WHAT IS EXPECTED: Across the data below, how many lines hold "normal"? Answer with that number and nothing else.

GIVEN ENTRIES:

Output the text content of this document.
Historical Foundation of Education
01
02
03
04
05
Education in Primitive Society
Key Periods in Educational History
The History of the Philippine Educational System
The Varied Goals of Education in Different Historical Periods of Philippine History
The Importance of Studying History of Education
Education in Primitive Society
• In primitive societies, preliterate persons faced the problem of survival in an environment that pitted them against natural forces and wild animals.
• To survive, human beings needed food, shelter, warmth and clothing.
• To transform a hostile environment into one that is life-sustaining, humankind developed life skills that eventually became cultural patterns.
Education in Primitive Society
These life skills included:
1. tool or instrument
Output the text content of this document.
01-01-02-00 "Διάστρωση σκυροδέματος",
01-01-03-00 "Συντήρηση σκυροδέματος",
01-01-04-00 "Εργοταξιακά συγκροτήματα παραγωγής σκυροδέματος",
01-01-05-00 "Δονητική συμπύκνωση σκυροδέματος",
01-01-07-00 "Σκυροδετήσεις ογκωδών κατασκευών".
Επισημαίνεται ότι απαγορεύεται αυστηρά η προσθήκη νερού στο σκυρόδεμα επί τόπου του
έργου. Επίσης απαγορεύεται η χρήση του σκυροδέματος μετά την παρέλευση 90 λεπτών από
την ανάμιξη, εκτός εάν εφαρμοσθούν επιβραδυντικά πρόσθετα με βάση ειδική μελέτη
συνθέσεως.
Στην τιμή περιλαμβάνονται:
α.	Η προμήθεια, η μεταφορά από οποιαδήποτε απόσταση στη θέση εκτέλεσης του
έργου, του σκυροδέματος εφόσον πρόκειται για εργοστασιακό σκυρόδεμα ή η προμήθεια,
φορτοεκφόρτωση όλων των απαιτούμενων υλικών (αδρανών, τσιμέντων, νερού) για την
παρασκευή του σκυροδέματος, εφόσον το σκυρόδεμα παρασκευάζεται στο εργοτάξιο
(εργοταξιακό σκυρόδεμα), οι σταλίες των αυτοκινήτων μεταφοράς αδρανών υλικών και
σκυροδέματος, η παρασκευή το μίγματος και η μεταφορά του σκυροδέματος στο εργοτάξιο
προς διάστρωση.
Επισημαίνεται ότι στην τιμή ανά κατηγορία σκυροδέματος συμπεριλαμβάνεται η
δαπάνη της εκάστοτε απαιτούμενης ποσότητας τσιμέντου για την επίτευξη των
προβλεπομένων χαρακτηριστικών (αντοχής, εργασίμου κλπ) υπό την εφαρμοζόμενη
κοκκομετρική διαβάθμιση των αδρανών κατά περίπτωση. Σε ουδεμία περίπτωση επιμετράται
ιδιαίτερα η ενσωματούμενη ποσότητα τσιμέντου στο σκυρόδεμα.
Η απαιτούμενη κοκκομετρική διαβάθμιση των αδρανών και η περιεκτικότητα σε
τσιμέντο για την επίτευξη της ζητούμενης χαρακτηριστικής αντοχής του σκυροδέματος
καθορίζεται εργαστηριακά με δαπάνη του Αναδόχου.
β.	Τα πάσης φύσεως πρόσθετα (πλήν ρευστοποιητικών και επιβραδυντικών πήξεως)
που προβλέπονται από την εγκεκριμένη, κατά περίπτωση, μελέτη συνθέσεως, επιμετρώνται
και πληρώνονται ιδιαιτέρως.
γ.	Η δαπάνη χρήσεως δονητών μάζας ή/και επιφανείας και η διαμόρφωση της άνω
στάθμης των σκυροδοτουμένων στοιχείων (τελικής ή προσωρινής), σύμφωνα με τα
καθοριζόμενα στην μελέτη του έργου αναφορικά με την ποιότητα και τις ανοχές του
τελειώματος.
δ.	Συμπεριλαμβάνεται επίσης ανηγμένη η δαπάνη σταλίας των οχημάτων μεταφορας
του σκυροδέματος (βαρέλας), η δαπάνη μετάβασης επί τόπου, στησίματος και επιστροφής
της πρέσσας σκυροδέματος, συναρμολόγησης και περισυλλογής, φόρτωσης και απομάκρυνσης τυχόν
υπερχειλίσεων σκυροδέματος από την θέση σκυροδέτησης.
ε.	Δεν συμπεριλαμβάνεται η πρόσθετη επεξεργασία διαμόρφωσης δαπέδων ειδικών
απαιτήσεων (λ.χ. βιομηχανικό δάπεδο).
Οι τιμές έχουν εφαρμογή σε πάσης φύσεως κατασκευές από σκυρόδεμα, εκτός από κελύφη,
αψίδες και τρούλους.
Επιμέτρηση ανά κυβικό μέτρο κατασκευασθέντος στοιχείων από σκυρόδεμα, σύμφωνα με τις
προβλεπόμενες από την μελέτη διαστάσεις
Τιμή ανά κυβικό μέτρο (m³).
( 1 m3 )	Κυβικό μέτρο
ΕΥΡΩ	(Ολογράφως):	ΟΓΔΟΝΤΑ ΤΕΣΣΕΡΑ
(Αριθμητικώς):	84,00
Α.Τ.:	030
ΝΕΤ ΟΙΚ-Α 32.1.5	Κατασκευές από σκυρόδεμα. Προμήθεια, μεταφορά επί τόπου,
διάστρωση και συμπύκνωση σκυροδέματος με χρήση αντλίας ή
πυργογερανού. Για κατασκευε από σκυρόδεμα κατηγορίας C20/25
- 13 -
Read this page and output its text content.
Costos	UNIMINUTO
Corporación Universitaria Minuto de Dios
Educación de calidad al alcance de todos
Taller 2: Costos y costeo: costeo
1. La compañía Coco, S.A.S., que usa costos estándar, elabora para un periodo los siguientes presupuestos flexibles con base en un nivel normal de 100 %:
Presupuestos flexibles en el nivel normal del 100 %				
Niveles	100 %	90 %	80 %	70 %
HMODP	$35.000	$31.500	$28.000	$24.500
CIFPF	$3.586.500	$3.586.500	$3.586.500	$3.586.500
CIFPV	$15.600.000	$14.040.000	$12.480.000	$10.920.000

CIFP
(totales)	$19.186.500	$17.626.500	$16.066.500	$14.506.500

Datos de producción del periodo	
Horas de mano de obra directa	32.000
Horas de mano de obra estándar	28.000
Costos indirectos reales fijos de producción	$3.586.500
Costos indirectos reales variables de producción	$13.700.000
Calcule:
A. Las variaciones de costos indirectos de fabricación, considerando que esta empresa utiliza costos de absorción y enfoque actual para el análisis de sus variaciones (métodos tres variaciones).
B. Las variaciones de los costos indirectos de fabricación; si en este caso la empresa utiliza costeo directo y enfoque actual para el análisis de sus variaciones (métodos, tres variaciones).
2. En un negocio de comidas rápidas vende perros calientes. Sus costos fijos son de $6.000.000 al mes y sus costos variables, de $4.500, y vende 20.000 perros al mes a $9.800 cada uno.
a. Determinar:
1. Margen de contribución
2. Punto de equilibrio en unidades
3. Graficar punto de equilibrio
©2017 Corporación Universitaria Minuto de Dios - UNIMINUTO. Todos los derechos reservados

ANSWER TO THIS PROBLEM: 2